§ STATED GOAL
Extract the entries in their exact form.

----- MATERIAL FOR THIS EXERCISE

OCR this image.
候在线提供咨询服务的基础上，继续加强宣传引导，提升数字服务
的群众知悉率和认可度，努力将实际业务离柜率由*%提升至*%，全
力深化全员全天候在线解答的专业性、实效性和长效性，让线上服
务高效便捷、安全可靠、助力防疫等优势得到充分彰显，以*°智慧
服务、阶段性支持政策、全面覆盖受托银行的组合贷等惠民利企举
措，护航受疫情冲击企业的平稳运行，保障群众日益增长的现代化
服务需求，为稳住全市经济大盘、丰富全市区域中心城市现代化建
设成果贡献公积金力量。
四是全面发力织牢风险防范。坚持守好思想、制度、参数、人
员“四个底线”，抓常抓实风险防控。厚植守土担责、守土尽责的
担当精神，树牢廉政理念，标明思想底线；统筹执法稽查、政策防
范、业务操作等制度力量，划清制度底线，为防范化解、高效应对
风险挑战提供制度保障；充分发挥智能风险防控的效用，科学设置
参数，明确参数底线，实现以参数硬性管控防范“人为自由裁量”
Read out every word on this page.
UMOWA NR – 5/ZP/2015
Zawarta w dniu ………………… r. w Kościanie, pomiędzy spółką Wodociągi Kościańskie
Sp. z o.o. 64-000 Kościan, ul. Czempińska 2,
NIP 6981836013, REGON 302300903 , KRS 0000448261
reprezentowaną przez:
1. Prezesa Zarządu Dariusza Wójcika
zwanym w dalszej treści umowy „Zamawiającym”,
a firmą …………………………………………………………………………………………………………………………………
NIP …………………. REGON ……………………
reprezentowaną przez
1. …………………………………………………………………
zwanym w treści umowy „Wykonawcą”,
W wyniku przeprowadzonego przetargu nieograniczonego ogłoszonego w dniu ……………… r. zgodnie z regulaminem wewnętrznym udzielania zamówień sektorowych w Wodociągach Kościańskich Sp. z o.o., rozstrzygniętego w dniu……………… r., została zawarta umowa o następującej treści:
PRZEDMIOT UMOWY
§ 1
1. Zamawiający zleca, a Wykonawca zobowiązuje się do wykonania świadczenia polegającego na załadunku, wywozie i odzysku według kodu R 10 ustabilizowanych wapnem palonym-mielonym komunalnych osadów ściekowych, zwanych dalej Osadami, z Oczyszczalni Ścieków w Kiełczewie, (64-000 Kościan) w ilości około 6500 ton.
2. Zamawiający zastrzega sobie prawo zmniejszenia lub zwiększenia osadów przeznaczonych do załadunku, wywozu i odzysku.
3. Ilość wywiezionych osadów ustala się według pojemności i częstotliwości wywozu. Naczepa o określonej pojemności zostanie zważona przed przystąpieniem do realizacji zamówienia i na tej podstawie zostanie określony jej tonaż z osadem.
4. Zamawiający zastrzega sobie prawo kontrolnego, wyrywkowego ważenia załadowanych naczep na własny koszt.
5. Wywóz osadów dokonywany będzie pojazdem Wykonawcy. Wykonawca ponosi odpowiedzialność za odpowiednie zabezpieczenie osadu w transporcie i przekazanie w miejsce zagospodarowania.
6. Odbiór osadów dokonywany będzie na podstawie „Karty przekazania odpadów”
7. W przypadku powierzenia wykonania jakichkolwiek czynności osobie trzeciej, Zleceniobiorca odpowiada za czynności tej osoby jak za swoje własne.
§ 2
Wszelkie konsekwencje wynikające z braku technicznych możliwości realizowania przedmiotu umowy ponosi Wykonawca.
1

----------

§ IN RESPONSE
OCR this image.
候在线提供咨询服务的基础上，继续加强宣传引导，提升数字服务
的群众知悉率和认可度，努力将实际业务离柜率由*%提升至*%，全
力深化全员全天候在线解答的专业性、实效性和长效性，让线上服
务高效便捷、安全可靠、助力防疫等优势得到充分彰显，以*°智慧
服务、阶段性支持政策、全面覆盖受托银行的组合贷等惠民利企举
措，护航受疫情冲击企业的平稳运行，保障群众日益增长的现代化
服务需求，为稳住全市经济大盘、丰富全市区域中心城市现代化建
设成果贡献公积金力量。
四是全面发力织牢风险防范。坚持守好思想、制度、参数、人
员“四个底线”，抓常抓实风险防控。厚植守土担责、守土尽责的
担当精神，树牢廉政理念，标明思想底线；统筹执法稽查、政策防
范、业务操作等制度力量，划清制度底线，为防范化解、高效应对
风险挑战提供制度保障；充分发挥智能风险防控的效用，科学设置
参数，明确参数底线，实现以参数硬性管控防范“人为自由裁量”
Read out every word on this page.
UMOWA NR – 5/ZP/2015
Zawarta w dniu ………………… r. w Kościanie, pomiędzy spółką Wodociągi Kościańskie
Sp. z o.o. 64-000 Kościan, ul. Czempińska 2,
NIP 6981836013, REGON 302300903 , KRS 0000448261
reprezentowaną przez:
1. Prezesa Zarządu Dariusza Wójcika
zwanym w dalszej treści umowy „Zamawiającym”,
a firmą …………………………………………………………………………………………………………………………………
NIP …………………. REGON ……………………
reprezentowaną przez
1. …………………………………………………………………
zwanym w treści umowy „Wykonawcą”,
W wyniku przeprowadzonego przetargu nieograniczonego ogłoszonego w dniu ……………… r. zgodnie z regulaminem wewnętrznym udzielania zamówień sektorowych w Wodociągach Kościańskich Sp. z o.o., rozstrzygniętego w dniu……………… r., została zawarta umowa o następującej treści:
PRZEDMIOT UMOWY
§ 1
1. Zamawiający zleca, a Wykonawca zobowiązuje się do wykonania świadczenia polegającego na załadunku, wywozie i odzysku według kodu R 10 ustabilizowanych wapnem palonym-mielonym komunalnych osadów ściekowych, zwanych dalej Osadami, z Oczyszczalni Ścieków w Kiełczewie, (64-000 Kościan) w ilości około 6500 ton.
2. Zamawiający zastrzega sobie prawo zmniejszenia lub zwiększenia osadów przeznaczonych do załadunku, wywozu i odzysku.
3. Ilość wywiezionych osadów ustala się według pojemności i częstotliwości wywozu. Naczepa o określonej pojemności zostanie zważona przed przystąpieniem do realizacji zamówienia i na tej podstawie zostanie określony jej tonaż z osadem.
4. Zamawiający zastrzega sobie prawo kontrolnego, wyrywkowego ważenia załadowanych naczep na własny koszt.
5. Wywóz osadów dokonywany będzie pojazdem Wykonawcy. Wykonawca ponosi odpowiedzialność za odpowiednie zabezpieczenie osadu w transporcie i przekazanie w miejsce zagospodarowania.
6. Odbiór osadów dokonywany będzie na podstawie „Karty przekazania odpadów”
7. W przypadku powierzenia wykonania jakichkolwiek czynności osobie trzeciej, Zleceniobiorca odpowiada za czynności tej osoby jak za swoje własne.
§ 2
Wszelkie konsekwencje wynikające z braku technicznych możliwości realizowania przedmiotu umowy ponosi Wykonawca.
1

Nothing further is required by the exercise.